**Given exercise**.
Pull out every line below containing the word "this".

::::

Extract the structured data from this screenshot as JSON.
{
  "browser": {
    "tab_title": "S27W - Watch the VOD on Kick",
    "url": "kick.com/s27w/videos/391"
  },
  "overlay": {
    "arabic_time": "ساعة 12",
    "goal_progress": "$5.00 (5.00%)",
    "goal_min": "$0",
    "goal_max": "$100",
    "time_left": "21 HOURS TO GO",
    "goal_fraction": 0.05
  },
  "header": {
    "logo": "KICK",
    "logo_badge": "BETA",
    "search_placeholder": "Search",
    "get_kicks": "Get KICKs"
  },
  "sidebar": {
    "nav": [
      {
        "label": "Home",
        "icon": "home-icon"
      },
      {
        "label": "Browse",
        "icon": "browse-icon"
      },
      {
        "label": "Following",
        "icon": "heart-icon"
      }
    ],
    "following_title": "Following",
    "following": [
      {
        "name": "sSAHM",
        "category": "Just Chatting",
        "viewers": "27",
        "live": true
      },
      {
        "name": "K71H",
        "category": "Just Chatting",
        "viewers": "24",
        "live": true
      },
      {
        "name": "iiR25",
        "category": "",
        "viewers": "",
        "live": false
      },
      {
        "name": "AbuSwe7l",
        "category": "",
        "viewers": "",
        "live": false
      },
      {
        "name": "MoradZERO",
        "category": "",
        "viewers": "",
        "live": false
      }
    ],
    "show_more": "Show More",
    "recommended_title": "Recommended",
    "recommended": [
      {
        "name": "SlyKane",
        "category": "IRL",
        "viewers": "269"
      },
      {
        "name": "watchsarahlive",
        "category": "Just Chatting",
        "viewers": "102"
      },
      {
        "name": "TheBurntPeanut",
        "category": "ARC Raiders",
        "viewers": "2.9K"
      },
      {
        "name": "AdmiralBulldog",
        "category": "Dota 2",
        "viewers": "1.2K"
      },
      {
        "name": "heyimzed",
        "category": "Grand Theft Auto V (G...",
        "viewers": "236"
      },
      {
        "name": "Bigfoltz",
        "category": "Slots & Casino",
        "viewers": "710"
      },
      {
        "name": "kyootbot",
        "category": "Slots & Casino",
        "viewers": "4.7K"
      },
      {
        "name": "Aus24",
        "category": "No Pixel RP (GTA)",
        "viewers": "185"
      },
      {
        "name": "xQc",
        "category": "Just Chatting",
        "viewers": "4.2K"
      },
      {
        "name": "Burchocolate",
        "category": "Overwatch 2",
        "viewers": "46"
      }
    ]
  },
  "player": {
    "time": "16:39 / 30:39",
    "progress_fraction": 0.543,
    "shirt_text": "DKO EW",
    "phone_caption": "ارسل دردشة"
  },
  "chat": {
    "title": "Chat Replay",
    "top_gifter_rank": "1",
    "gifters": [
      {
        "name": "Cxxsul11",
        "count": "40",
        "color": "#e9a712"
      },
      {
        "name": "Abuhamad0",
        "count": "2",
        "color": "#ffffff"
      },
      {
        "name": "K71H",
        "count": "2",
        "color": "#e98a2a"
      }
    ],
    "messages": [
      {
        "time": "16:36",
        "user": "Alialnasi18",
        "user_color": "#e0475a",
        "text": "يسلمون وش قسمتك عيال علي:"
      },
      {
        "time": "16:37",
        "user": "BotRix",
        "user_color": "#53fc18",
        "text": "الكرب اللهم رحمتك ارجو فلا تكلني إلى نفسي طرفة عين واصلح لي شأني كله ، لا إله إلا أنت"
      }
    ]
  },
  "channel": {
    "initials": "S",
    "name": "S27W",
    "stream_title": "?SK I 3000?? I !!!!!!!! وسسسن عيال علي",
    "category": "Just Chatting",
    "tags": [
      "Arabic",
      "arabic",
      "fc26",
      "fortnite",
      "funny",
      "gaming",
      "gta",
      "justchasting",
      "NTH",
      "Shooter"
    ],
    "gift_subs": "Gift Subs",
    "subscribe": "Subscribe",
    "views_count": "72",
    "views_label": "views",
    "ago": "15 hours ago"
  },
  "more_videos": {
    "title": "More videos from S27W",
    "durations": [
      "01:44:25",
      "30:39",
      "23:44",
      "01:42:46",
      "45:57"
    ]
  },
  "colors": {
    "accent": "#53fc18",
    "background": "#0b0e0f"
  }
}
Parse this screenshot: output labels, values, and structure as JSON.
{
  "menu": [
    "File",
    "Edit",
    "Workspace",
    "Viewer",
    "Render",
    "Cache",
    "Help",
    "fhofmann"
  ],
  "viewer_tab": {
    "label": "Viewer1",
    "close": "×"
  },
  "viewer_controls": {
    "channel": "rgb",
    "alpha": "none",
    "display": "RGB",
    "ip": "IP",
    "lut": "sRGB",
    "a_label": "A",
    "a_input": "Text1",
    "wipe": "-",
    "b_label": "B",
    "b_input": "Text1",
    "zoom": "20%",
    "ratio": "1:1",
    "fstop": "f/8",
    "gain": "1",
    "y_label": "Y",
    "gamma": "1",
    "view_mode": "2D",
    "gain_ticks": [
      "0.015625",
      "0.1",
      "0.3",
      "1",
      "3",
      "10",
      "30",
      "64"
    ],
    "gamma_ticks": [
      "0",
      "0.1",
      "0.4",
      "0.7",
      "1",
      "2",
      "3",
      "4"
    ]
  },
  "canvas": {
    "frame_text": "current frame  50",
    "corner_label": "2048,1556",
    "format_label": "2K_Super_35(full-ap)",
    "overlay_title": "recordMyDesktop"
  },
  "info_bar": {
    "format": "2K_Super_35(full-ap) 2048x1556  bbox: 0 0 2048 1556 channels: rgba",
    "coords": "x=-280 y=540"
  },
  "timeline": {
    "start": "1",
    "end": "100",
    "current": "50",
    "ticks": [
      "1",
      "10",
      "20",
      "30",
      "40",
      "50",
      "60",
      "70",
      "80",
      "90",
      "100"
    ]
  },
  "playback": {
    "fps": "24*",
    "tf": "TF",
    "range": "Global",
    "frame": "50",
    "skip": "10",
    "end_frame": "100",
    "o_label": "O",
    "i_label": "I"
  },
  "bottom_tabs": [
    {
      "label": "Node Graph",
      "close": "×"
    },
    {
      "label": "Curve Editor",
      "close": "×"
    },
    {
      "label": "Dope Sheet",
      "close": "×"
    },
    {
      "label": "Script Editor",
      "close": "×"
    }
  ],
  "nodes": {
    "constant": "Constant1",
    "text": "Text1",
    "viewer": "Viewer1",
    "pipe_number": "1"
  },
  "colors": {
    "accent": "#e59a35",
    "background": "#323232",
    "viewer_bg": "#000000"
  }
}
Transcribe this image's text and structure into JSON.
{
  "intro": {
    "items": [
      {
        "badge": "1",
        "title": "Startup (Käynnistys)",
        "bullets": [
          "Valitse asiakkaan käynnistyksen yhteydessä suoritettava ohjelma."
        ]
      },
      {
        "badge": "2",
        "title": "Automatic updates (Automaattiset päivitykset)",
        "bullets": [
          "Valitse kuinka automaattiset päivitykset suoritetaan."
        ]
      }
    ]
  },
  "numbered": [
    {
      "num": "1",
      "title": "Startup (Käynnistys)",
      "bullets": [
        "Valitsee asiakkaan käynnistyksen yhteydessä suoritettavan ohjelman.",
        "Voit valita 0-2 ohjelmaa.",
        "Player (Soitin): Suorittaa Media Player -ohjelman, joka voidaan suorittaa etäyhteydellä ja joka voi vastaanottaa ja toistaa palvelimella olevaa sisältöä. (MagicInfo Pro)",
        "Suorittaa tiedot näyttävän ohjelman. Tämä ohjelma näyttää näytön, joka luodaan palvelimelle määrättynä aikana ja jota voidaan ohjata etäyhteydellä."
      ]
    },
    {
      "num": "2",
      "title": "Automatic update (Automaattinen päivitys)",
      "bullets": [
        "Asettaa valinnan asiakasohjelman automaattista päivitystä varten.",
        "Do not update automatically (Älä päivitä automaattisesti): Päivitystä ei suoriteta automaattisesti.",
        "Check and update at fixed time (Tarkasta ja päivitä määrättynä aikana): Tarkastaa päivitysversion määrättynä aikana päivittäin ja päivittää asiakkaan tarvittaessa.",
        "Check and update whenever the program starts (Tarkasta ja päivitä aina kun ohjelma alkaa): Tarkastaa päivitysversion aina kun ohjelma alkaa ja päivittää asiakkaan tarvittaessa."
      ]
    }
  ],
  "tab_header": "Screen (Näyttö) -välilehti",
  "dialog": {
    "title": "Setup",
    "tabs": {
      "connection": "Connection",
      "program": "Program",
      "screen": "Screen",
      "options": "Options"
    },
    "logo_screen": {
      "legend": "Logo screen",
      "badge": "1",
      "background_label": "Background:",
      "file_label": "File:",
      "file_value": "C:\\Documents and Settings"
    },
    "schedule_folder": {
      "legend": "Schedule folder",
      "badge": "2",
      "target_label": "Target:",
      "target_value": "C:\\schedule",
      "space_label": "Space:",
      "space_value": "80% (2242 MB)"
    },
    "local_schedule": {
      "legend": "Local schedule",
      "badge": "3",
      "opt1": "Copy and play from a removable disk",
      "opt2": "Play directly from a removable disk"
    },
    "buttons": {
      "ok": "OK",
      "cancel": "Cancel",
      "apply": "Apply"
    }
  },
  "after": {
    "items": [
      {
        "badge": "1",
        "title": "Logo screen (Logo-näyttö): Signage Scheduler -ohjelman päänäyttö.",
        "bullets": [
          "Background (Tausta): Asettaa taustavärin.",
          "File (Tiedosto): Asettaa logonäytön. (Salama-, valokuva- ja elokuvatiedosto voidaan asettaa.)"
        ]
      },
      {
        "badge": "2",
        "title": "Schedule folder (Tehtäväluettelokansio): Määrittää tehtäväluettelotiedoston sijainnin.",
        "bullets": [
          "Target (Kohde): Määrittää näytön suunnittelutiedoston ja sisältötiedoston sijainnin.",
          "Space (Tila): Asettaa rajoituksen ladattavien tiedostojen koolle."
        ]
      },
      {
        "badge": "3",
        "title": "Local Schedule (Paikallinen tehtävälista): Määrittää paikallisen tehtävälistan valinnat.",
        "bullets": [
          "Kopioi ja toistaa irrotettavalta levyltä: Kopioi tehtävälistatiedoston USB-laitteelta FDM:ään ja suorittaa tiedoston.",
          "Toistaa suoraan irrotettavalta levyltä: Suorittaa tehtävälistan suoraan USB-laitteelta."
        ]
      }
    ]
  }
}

::::

**Exercise response**.
Extract the structured data from this screenshot as JSON.
Parse this screenshot: output labels, values, and structure as JSON.
Transcribe this image's text and structure into JSON.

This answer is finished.